(Stored items)
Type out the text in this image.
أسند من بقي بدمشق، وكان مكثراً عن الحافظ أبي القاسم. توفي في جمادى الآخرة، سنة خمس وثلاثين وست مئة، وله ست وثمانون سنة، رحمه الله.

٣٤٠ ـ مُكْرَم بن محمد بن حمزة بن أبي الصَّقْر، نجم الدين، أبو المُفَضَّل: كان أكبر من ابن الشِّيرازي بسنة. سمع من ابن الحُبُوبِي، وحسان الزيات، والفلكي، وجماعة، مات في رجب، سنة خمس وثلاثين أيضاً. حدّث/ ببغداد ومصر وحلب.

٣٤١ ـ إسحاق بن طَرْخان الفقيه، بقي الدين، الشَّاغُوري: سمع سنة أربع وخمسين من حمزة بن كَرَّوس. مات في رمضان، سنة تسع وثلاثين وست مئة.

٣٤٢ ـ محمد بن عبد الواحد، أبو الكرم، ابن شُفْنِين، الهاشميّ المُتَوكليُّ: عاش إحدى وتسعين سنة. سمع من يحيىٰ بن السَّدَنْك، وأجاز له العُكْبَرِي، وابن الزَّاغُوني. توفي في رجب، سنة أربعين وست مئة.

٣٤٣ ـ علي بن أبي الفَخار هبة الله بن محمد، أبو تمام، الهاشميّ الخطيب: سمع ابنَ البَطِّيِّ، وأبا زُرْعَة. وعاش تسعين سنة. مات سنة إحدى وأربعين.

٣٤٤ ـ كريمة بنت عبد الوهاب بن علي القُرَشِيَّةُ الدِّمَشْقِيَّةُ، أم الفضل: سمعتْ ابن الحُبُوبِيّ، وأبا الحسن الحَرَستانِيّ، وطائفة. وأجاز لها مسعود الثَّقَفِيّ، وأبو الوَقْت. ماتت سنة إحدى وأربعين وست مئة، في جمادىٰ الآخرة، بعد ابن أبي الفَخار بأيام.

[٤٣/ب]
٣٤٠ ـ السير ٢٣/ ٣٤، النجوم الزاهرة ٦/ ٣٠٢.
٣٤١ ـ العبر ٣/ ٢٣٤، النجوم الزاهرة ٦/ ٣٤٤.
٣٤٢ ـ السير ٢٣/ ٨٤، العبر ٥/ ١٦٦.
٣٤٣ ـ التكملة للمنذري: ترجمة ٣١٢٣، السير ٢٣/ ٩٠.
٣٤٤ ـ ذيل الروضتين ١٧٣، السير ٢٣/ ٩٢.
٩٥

* [REQUEST] Copy every line of the material in which the word "محمد" occurs.

* [OUTPUT]
٣٤٠ ـ مُكْرَم بن محمد بن حمزة بن أبي الصَّقْر، نجم الدين، أبو المُفَضَّل: كان أكبر من ابن الشِّيرازي بسنة. سمع من ابن الحُبُوبِي، وحسان الزيات، والفلكي، وجماعة، مات في رجب، سنة خمس وثلاثين أيضاً. حدّث/ ببغداد ومصر وحلب.
٣٤٢ ـ محمد بن عبد الواحد، أبو الكرم، ابن شُفْنِين، الهاشميّ المُتَوكليُّ: عاش إحدى وتسعين سنة. سمع من يحيىٰ بن السَّدَنْك، وأجاز له العُكْبَرِي، وابن الزَّاغُوني. توفي في رجب، سنة أربعين وست مئة.
٣٤٣ ـ علي بن أبي الفَخار هبة الله بن محمد، أبو تمام، الهاشميّ الخطيب: سمع ابنَ البَطِّيِّ، وأبا زُرْعَة. وعاش تسعين سنة. مات سنة إحدى وأربعين.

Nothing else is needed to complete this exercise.